Records follow. Pull out every line that contains "text".
___ Data ___
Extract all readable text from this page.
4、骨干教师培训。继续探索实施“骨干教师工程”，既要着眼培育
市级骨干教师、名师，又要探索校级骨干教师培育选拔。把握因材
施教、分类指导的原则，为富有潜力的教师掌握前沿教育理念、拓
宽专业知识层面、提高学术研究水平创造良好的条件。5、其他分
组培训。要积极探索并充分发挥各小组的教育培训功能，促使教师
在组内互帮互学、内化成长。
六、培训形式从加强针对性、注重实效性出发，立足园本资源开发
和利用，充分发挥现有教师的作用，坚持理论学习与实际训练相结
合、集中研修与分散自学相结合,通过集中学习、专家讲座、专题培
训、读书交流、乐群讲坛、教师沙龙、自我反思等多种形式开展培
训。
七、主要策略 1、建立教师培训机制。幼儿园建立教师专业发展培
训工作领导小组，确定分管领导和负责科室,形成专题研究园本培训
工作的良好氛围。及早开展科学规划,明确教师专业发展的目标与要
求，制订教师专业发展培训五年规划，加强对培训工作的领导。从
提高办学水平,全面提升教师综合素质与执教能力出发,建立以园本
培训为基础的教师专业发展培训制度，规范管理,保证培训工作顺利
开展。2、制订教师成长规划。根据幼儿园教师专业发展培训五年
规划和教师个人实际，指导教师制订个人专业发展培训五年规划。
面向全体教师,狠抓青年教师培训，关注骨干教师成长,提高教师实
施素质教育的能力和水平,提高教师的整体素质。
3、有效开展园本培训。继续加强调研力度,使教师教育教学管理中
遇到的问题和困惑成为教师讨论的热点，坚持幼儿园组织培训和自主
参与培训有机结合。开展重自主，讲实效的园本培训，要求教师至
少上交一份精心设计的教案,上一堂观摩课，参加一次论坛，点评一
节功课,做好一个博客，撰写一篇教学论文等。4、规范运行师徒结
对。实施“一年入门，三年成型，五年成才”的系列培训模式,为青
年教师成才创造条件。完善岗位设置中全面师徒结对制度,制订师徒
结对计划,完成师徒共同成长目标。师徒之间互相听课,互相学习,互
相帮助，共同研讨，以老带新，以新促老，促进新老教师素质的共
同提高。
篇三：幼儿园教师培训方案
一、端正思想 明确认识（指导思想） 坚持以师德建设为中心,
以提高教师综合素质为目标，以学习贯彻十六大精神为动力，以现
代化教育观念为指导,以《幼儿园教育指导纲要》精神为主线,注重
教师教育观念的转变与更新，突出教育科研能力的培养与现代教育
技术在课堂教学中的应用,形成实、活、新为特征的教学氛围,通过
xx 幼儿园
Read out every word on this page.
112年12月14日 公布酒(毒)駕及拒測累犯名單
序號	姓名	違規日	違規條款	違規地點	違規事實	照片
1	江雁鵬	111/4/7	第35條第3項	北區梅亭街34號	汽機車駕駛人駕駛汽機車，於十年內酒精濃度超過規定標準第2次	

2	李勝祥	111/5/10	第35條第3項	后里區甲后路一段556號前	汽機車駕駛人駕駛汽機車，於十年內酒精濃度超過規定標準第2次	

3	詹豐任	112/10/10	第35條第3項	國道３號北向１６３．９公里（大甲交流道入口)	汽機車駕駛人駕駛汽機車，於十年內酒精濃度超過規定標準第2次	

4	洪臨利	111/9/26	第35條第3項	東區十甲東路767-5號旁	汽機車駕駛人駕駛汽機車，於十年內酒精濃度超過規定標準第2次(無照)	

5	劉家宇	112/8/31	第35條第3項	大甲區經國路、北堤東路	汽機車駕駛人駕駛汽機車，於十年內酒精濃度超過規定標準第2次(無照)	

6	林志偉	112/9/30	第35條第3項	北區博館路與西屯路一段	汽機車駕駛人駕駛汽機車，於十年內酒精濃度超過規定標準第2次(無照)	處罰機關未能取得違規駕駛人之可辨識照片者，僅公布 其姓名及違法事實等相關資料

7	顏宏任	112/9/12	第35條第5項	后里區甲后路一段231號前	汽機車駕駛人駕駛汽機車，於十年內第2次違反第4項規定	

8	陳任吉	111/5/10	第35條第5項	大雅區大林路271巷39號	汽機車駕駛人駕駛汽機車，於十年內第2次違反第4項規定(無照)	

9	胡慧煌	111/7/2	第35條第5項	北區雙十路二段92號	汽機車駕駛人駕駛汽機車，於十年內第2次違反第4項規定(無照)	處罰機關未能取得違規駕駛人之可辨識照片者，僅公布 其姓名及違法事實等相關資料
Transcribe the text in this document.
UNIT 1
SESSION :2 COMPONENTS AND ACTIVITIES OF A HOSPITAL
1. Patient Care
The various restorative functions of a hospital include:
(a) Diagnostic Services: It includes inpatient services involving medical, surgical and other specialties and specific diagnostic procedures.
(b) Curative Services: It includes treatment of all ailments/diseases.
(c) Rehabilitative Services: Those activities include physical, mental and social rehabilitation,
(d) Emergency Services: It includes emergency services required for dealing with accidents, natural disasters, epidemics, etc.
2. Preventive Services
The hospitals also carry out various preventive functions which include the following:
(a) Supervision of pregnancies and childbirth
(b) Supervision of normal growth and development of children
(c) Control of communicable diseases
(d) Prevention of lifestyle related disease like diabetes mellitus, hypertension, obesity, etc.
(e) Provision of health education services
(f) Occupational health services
___
In response:
Extract all readable text from this page.
Transcribe the text in this document.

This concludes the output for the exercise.